> [What is required]
Pick every line with "page" from the material below.

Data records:
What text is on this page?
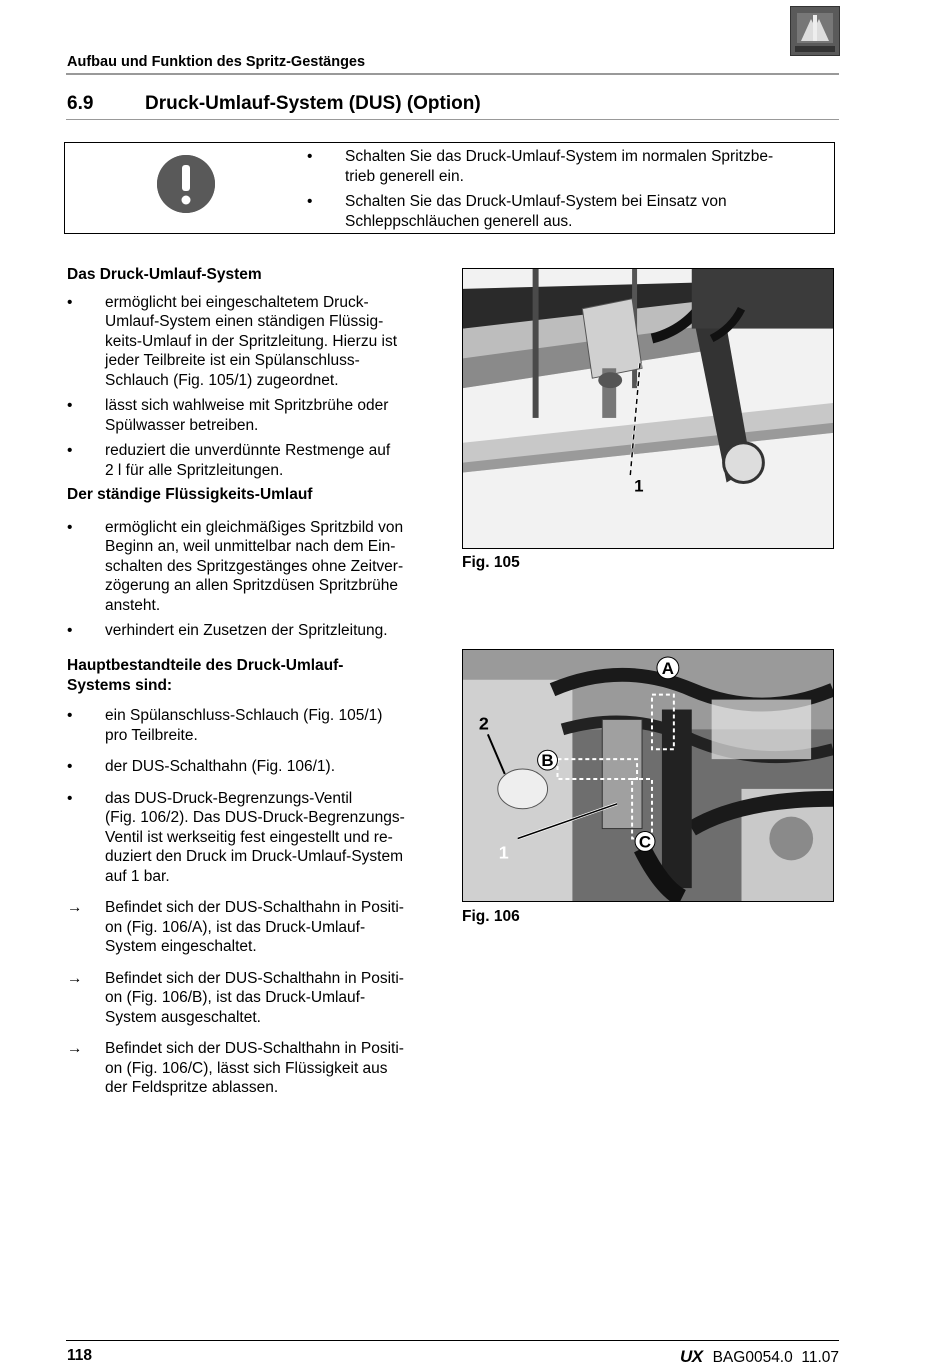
Aufbau und Funktion des Spritz-Gestänges
6.9	Druck-Umlauf-System (DUS) (Option)
• Schalten Sie das Druck-Umlauf-System im normalen Spritzbe-
trieb generell ein.
• Schalten Sie das Druck-Umlauf-System bei Einsatz von
Schleppschläuchen generell aus.
Das Druck-Umlauf-System
•	ermöglicht bei eingeschaltetem Druck-
Umlauf-System einen ständigen Flüssig-
keits-Umlauf in der Spritzleitung. Hierzu ist
jeder Teilbreite ist ein Spülanschluss-
Schlauch (Fig. 105/1) zugeordnet.
•	lässt sich wahlweise mit Spritzbrühe oder
Spülwasser betreiben.
•	reduziert die unverdünnte Restmenge auf
2 l für alle Spritzleitungen.
Der ständige Flüssigkeits-Umlauf
•	ermöglicht ein gleichmäßiges Spritzbild von
Beginn an, weil unmittelbar nach dem Ein-
schalten des Spritzgestänges ohne Zeitver-
zögerung an allen Spritzdüsen Spritzbrühe
ansteht.
•	verhindert ein Zusetzen der Spritzleitung.
Hauptbestandteile des Druck-Umlauf-
Systems sind:
•	ein Spülanschluss-Schlauch (Fig. 105/1)
pro Teilbreite.
•	der DUS-Schalthahn (Fig. 106/1).
•	das DUS-Druck-Begrenzungs-Ventil
(Fig. 106/2). Das DUS-Druck-Begrenzungs-
Ventil ist werkseitig fest eingestellt und re-
duziert den Druck im Druck-Umlauf-System
auf 1 bar.
→ Befindet sich der DUS-Schalthahn in Positi-
on (Fig. 106/A), ist das Druck-Umlauf-
System eingeschaltet.
→ Befindet sich der DUS-Schalthahn in Positi-
on (Fig. 106/B), ist das Druck-Umlauf-
System ausgeschaltet.
→ Befindet sich der DUS-Schalthahn in Positi-
on (Fig. 106/C), lässt sich Flüssigkeit aus
der Feldspritze ablassen.
1
Fig. 105
A
2
B
1
C
Fig. 106
118	UX BAG0054.0  11.07
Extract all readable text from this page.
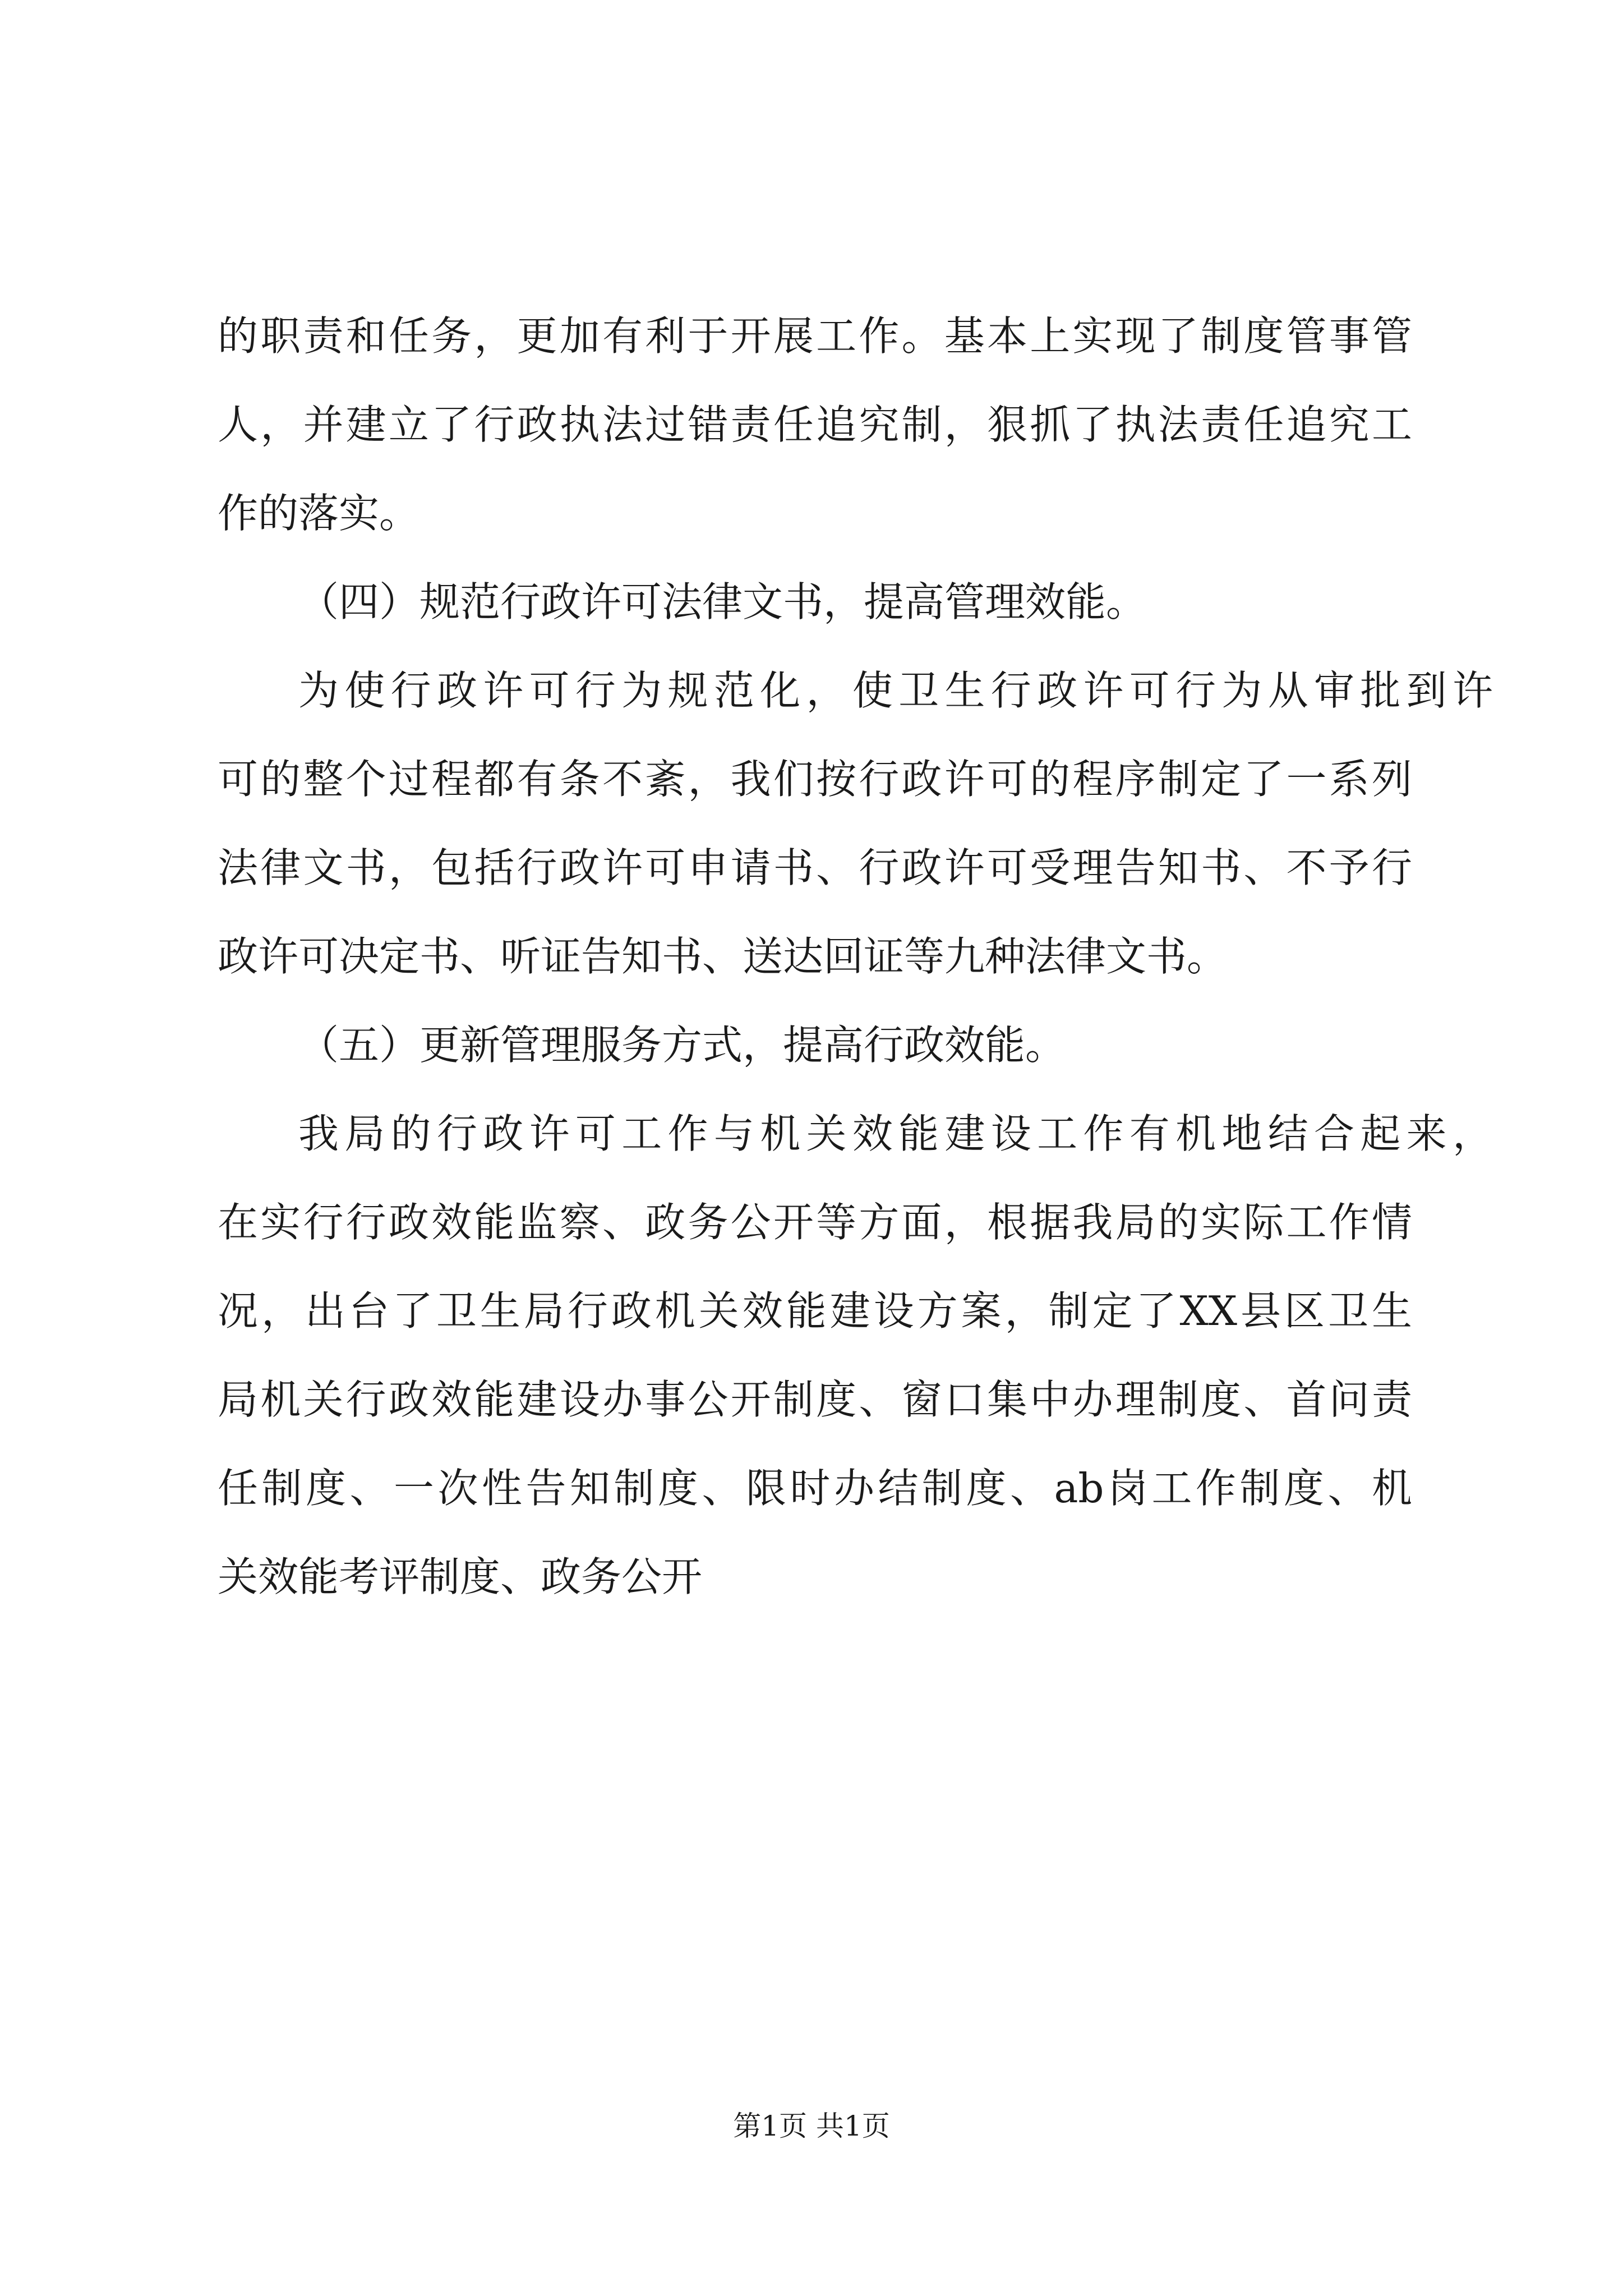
的职责和任务，更加有利于开展工作。基本上实现了制度管事管
人，并建立了行政执法过错责任追究制，狠抓了执法责任追究工
作的落实。
（四）规范行政许可法律文书，提高管理效能。
为使行政许可行为规范化，使卫生行政许可行为从审批到许
可的整个过程都有条不紊，我们按行政许可的程序制定了一系列
法律文书，包括行政许可申请书、行政许可受理告知书、不予行
政许可决定书、听证告知书、送达回证等九种法律文书。
（五）更新管理服务方式，提高行政效能。
我局的行政许可工作与机关效能建设工作有机地结合起来，
在实行行政效能监察、政务公开等方面，根据我局的实际工作情
况，出台了卫生局行政机关效能建设方案，制定了XX县区卫生
局机关行政效能建设办事公开制度、窗口集中办理制度、首问责
任制度、一次性告知制度、限时办结制度、ab岗工作制度、机
关效能考评制度、政务公开
第1页 共1页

> [Correct output]
What text is on this page?
Extract all readable text from this page.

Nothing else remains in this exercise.